- ESTRATTO FORNITO:
Non solo la disdetta di molti abbonati, aumentano anche i firmatari dell’appello rivolto a MUBI con la richiesta di chiudere ogni contatto economico con Israele.
Registi e lavoratori del cinema, tra cui Aki Kaurismaki e Miguel Gomes, chiedono alla piattaforma streaming di chiudere ogni rapporto con Sequoia Capital, società americana nota per i suoi investimenti in Apple, Google, YouTube, è finanziatrice anche della start up israeliana Kela, specializzata in tecnologia militare e, come si legge nella lettera, “esplicitamente legata al genocidio di Gaza”. Sequoia Capital, che investirà cento milioni di dollari, sarebbe entrata nel gruppo a maggio per acquisire i diritti di alcuni film presentati all’ultimo festival di Cannes.

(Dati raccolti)

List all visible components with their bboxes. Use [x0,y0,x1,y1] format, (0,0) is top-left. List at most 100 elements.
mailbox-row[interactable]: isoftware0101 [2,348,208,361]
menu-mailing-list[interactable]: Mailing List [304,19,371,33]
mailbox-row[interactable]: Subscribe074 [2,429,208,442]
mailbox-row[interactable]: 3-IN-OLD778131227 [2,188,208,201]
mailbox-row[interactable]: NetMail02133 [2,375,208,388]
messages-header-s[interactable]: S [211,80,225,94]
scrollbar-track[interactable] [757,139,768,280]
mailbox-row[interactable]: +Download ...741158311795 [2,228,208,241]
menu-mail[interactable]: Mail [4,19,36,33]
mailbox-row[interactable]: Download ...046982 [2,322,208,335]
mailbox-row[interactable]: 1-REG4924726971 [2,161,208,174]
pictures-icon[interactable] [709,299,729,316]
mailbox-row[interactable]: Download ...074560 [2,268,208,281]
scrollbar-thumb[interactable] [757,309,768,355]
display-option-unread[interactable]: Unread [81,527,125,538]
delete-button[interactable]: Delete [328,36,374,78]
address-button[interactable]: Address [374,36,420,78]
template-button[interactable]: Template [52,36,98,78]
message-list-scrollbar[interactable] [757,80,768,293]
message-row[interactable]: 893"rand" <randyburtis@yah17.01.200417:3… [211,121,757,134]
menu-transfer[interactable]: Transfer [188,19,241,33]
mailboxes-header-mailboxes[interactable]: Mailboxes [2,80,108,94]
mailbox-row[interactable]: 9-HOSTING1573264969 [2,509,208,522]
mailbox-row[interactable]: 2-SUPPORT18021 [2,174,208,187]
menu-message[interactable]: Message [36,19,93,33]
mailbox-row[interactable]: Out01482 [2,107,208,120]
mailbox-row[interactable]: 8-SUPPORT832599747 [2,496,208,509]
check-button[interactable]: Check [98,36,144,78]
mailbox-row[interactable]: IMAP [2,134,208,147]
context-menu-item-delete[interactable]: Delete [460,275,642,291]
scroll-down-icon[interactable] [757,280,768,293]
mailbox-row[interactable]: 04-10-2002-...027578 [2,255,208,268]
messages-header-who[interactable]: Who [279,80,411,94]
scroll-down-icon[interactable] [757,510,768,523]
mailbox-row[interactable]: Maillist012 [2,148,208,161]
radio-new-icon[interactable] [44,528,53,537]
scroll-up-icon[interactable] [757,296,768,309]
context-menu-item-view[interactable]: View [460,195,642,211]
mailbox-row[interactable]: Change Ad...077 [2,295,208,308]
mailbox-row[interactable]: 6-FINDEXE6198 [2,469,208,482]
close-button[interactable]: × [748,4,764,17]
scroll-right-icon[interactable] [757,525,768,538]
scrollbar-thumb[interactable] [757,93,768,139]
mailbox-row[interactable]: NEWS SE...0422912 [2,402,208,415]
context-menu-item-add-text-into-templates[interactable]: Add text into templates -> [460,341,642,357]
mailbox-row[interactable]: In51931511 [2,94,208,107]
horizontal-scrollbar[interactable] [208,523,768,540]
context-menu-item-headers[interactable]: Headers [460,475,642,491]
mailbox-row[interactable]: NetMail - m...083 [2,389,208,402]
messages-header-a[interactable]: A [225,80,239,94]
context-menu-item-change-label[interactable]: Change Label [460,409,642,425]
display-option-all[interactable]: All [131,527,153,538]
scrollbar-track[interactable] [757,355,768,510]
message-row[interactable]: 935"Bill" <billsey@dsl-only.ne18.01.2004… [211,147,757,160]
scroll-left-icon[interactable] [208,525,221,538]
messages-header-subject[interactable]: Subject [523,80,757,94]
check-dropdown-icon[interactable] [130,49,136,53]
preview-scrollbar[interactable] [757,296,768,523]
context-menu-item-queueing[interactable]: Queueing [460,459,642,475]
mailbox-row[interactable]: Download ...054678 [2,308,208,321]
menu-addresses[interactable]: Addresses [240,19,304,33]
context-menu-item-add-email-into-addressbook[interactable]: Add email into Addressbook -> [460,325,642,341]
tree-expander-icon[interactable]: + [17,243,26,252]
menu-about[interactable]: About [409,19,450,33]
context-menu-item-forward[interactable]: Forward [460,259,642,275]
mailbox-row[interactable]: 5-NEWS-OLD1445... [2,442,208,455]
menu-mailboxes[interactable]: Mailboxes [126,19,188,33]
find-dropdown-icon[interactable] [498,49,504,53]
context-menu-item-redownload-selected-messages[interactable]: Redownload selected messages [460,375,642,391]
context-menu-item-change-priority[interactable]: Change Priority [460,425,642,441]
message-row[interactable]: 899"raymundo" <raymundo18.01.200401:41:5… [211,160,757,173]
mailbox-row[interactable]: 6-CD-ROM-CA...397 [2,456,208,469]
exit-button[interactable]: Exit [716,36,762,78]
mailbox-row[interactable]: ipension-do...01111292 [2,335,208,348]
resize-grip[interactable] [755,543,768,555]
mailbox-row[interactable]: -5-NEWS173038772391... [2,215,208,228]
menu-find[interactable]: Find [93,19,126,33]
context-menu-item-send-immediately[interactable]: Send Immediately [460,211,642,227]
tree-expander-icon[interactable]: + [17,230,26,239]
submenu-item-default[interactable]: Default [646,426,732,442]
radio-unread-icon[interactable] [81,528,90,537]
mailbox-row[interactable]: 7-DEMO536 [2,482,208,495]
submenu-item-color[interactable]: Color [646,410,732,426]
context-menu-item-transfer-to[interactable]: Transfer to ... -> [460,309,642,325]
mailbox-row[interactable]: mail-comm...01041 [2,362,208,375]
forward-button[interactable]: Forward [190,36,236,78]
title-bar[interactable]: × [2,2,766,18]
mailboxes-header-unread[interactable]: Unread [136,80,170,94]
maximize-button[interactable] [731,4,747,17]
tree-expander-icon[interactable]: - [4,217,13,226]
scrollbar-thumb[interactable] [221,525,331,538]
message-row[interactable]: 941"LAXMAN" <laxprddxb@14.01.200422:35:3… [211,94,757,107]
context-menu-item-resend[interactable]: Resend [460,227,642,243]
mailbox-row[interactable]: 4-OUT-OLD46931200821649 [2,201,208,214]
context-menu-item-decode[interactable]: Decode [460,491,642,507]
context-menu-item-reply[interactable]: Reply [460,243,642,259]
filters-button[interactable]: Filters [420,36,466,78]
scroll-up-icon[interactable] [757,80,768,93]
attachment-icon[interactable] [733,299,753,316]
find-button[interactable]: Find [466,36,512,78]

- ISTRUZIONI:
1/ Traduci in inglese questa frase del brano su MUBI: "Non solo la disdetta di molti abbonati, aumentano anche i firmatari dell’appello rivolto a MUBI con la richiesta di chiudere ogni contatto economico con Israele."
2/ Per favore, estrai dal brano su MUBI la parte che si apre con le parole contenenti "Non solo la" e si chiude con "economico con Israele.", copiandola senza alcuna modifica.

- RISPOSTE IN ORDINE:
1/ Not only are many subscribers canceling, but the number of signatories to the appeal addressed to MUBI, asking it to cut off all economic contact with Israel, is also growing.

2/
Non solo la disdetta di molti abbonati, aumentano anche i firmatari dell’appello rivolto a MUBI con la richiesta di chiudere ogni contatto economico con Israele.